(Recorded data)
»»

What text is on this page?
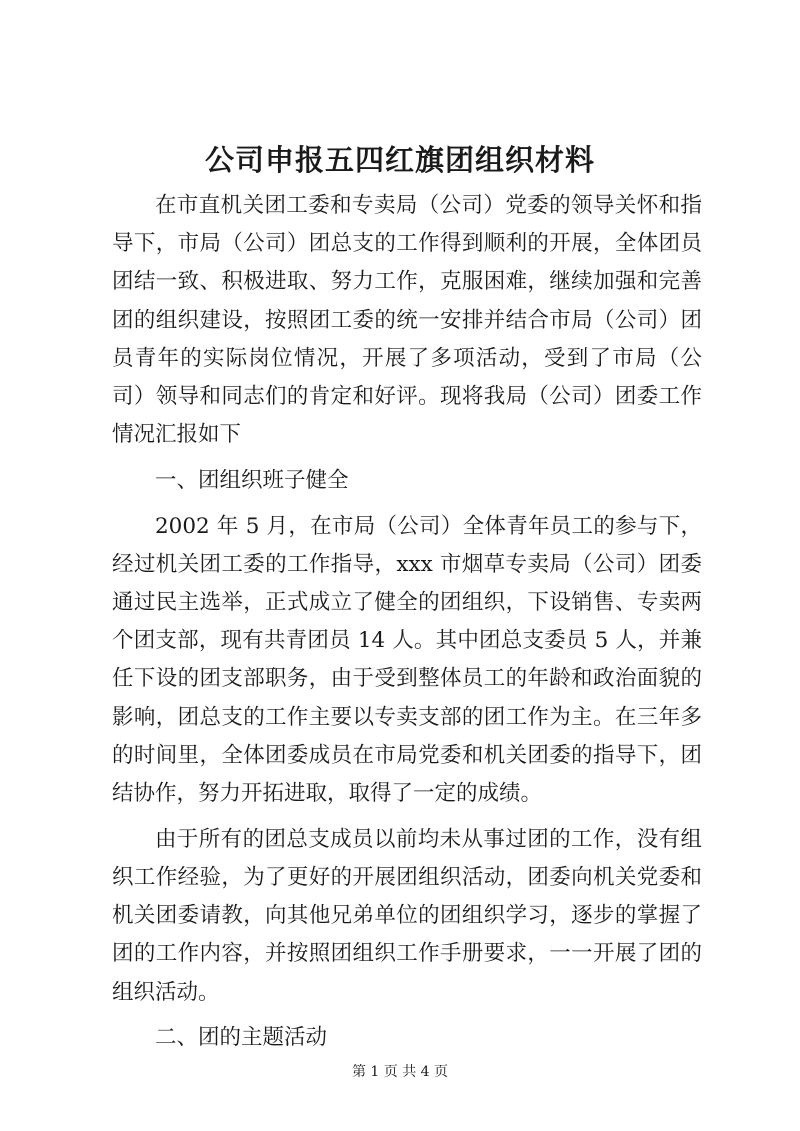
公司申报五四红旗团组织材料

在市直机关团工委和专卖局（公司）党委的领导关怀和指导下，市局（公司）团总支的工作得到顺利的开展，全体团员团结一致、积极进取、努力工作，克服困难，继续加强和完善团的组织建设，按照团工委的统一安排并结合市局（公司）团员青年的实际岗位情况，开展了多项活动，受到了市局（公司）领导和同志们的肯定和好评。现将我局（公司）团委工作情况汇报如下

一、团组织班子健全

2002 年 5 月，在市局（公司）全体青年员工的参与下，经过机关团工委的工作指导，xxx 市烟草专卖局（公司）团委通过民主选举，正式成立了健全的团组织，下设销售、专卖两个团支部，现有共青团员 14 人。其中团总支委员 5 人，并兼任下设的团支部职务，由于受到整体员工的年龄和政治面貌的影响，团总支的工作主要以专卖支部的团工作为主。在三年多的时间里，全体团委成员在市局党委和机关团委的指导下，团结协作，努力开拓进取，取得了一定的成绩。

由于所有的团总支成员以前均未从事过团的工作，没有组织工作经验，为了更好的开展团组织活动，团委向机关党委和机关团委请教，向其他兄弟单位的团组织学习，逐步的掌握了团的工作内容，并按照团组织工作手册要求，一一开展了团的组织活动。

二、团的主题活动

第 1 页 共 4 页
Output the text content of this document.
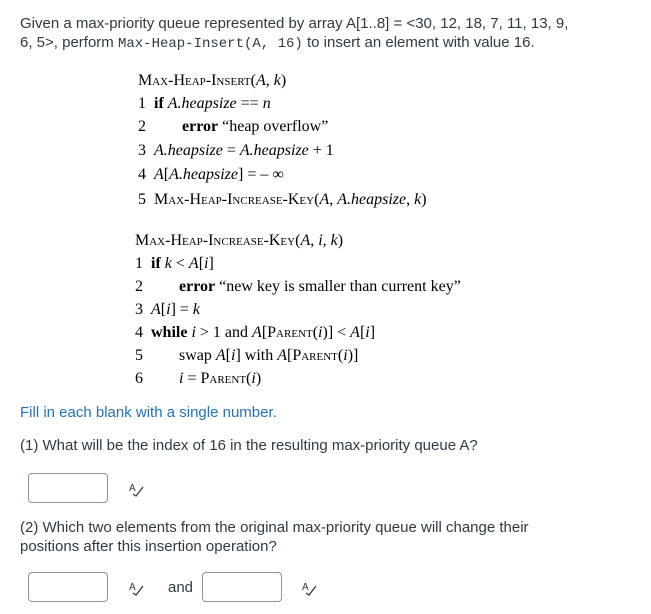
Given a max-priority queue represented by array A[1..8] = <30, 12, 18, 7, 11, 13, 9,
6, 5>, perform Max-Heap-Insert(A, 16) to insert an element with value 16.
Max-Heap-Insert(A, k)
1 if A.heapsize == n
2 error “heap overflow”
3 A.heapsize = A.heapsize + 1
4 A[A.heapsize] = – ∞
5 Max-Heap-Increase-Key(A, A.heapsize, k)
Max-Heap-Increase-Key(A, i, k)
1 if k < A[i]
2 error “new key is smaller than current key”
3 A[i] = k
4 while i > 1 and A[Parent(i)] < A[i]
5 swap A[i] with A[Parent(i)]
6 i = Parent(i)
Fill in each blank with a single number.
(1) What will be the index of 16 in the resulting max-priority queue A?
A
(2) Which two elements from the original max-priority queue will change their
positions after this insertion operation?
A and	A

««

Take the records above and transcribe them exactly, dropping every picture.

**ANSWER TO THIS EXERCISE**.
What text is on this page?
公司申报五四红旗团组织材料

在市直机关团工委和专卖局（公司）党委的领导关怀和指导下，市局（公司）团总支的工作得到顺利的开展，全体团员团结一致、积极进取、努力工作，克服困难，继续加强和完善团的组织建设，按照团工委的统一安排并结合市局（公司）团员青年的实际岗位情况，开展了多项活动，受到了市局（公司）领导和同志们的肯定和好评。现将我局（公司）团委工作情况汇报如下

一、团组织班子健全

2002 年 5 月，在市局（公司）全体青年员工的参与下，经过机关团工委的工作指导，xxx 市烟草专卖局（公司）团委通过民主选举，正式成立了健全的团组织，下设销售、专卖两个团支部，现有共青团员 14 人。其中团总支委员 5 人，并兼任下设的团支部职务，由于受到整体员工的年龄和政治面貌的影响，团总支的工作主要以专卖支部的团工作为主。在三年多的时间里，全体团委成员在市局党委和机关团委的指导下，团结协作，努力开拓进取，取得了一定的成绩。

由于所有的团总支成员以前均未从事过团的工作，没有组织工作经验，为了更好的开展团组织活动，团委向机关党委和机关团委请教，向其他兄弟单位的团组织学习，逐步的掌握了团的工作内容，并按照团组织工作手册要求，一一开展了团的组织活动。

二、团的主题活动

第 1 页 共 4 页
Output the text content of this document.
Given a max-priority queue represented by array A[1..8] = <30, 12, 18, 7, 11, 13, 9,
6, 5>, perform Max-Heap-Insert(A, 16) to insert an element with value 16.
Max-Heap-Insert(A, k)
1 if A.heapsize == n
2 error “heap overflow”
3 A.heapsize = A.heapsize + 1
4 A[A.heapsize] = – ∞
5 Max-Heap-Increase-Key(A, A.heapsize, k)
Max-Heap-Increase-Key(A, i, k)
1 if k < A[i]
2 error “new key is smaller than current key”
3 A[i] = k
4 while i > 1 and A[Parent(i)] < A[i]
5 swap A[i] with A[Parent(i)]
6 i = Parent(i)
Fill in each blank with a single number.
(1) What will be the index of 16 in the resulting max-priority queue A?
A
(2) Which two elements from the original max-priority queue will change their
positions after this insertion operation?
A and	A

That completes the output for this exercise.